• TASK BRIEF
Could you transcribe the material below exactly, without leaving out a single line?

• RECORD LIST
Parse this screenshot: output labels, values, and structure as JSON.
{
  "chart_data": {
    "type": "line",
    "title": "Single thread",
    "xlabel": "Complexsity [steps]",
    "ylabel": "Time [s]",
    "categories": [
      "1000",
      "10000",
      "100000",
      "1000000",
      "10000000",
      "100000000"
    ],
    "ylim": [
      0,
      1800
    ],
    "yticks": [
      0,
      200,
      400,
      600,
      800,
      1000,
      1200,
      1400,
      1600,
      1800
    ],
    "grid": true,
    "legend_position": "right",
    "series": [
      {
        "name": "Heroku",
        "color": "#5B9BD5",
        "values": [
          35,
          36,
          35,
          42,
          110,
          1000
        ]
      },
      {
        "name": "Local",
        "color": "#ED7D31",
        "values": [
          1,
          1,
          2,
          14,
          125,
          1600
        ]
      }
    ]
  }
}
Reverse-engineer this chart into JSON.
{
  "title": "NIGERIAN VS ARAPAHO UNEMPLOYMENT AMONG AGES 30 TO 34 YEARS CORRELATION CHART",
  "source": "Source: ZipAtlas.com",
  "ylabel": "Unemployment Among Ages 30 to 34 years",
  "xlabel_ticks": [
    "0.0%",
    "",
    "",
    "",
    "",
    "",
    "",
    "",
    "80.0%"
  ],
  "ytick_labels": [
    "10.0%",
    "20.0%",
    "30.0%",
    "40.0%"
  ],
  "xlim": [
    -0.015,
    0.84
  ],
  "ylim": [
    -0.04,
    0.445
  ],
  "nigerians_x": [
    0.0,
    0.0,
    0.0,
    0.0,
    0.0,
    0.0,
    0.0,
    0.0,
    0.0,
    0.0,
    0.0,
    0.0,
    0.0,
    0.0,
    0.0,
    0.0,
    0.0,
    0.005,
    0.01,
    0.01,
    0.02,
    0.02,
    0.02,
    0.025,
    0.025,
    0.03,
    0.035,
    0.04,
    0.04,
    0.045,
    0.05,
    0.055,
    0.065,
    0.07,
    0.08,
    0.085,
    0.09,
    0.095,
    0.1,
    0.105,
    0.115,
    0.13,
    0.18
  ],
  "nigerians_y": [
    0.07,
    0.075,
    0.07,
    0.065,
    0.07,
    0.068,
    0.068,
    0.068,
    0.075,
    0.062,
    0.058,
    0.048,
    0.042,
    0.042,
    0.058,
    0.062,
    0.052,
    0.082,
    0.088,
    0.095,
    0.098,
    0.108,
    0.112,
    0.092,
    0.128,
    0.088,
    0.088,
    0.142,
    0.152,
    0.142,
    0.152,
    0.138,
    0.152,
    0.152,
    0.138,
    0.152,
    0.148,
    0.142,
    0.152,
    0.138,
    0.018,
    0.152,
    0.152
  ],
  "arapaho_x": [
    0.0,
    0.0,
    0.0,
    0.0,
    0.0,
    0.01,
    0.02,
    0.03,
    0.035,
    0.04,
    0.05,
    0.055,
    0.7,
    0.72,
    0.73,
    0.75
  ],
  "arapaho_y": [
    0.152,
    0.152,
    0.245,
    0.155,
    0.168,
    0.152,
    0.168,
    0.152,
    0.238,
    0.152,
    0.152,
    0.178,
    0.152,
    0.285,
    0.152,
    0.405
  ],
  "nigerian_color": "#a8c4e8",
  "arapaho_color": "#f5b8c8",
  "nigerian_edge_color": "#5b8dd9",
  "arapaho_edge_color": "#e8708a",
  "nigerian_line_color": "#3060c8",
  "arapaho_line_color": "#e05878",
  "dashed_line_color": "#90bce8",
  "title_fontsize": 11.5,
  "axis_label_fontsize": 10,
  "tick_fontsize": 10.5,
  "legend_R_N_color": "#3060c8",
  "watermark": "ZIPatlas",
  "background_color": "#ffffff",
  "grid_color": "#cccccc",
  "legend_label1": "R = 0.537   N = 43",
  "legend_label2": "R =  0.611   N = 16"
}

• SOLUTION TO THE PROBLEM
Parse this screenshot: output labels, values, and structure as JSON.
{
  "chart_data": {
    "type": "line",
    "title": "Single thread",
    "xlabel": "Complexsity [steps]",
    "ylabel": "Time [s]",
    "categories": [
      "1000",
      "10000",
      "100000",
      "1000000",
      "10000000",
      "100000000"
    ],
    "ylim": [
      0,
      1800
    ],
    "yticks": [
      0,
      200,
      400,
      600,
      800,
      1000,
      1200,
      1400,
      1600,
      1800
    ],
    "grid": true,
    "legend_position": "right",
    "series": [
      {
        "name": "Heroku",
        "color": "#5B9BD5",
        "values": [
          35,
          36,
          35,
          42,
          110,
          1000
        ]
      },
      {
        "name": "Local",
        "color": "#ED7D31",
        "values": [
          1,
          1,
          2,
          14,
          125,
          1600
        ]
      }
    ]
  }
}
Reverse-engineer this chart into JSON.
{
  "title": "NIGERIAN VS ARAPAHO UNEMPLOYMENT AMONG AGES 30 TO 34 YEARS CORRELATION CHART",
  "source": "Source: ZipAtlas.com",
  "ylabel": "Unemployment Among Ages 30 to 34 years",
  "xlabel_ticks": [
    "0.0%",
    "",
    "",
    "",
    "",
    "",
    "",
    "",
    "80.0%"
  ],
  "ytick_labels": [
    "10.0%",
    "20.0%",
    "30.0%",
    "40.0%"
  ],
  "xlim": [
    -0.015,
    0.84
  ],
  "ylim": [
    -0.04,
    0.445
  ],
  "nigerians_x": [
    0.0,
    0.0,
    0.0,
    0.0,
    0.0,
    0.0,
    0.0,
    0.0,
    0.0,
    0.0,
    0.0,
    0.0,
    0.0,
    0.0,
    0.0,
    0.0,
    0.0,
    0.005,
    0.01,
    0.01,
    0.02,
    0.02,
    0.02,
    0.025,
    0.025,
    0.03,
    0.035,
    0.04,
    0.04,
    0.045,
    0.05,
    0.055,
    0.065,
    0.07,
    0.08,
    0.085,
    0.09,
    0.095,
    0.1,
    0.105,
    0.115,
    0.13,
    0.18
  ],
  "nigerians_y": [
    0.07,
    0.075,
    0.07,
    0.065,
    0.07,
    0.068,
    0.068,
    0.068,
    0.075,
    0.062,
    0.058,
    0.048,
    0.042,
    0.042,
    0.058,
    0.062,
    0.052,
    0.082,
    0.088,
    0.095,
    0.098,
    0.108,
    0.112,
    0.092,
    0.128,
    0.088,
    0.088,
    0.142,
    0.152,
    0.142,
    0.152,
    0.138,
    0.152,
    0.152,
    0.138,
    0.152,
    0.148,
    0.142,
    0.152,
    0.138,
    0.018,
    0.152,
    0.152
  ],
  "arapaho_x": [
    0.0,
    0.0,
    0.0,
    0.0,
    0.0,
    0.01,
    0.02,
    0.03,
    0.035,
    0.04,
    0.05,
    0.055,
    0.7,
    0.72,
    0.73,
    0.75
  ],
  "arapaho_y": [
    0.152,
    0.152,
    0.245,
    0.155,
    0.168,
    0.152,
    0.168,
    0.152,
    0.238,
    0.152,
    0.152,
    0.178,
    0.152,
    0.285,
    0.152,
    0.405
  ],
  "nigerian_color": "#a8c4e8",
  "arapaho_color": "#f5b8c8",
  "nigerian_edge_color": "#5b8dd9",
  "arapaho_edge_color": "#e8708a",
  "nigerian_line_color": "#3060c8",
  "arapaho_line_color": "#e05878",
  "dashed_line_color": "#90bce8",
  "title_fontsize": 11.5,
  "axis_label_fontsize": 10,
  "tick_fontsize": 10.5,
  "legend_R_N_color": "#3060c8",
  "watermark": "ZIPatlas",
  "background_color": "#ffffff",
  "grid_color": "#cccccc",
  "legend_label1": "R = 0.537   N = 43",
  "legend_label2": "R =  0.611   N = 16"
}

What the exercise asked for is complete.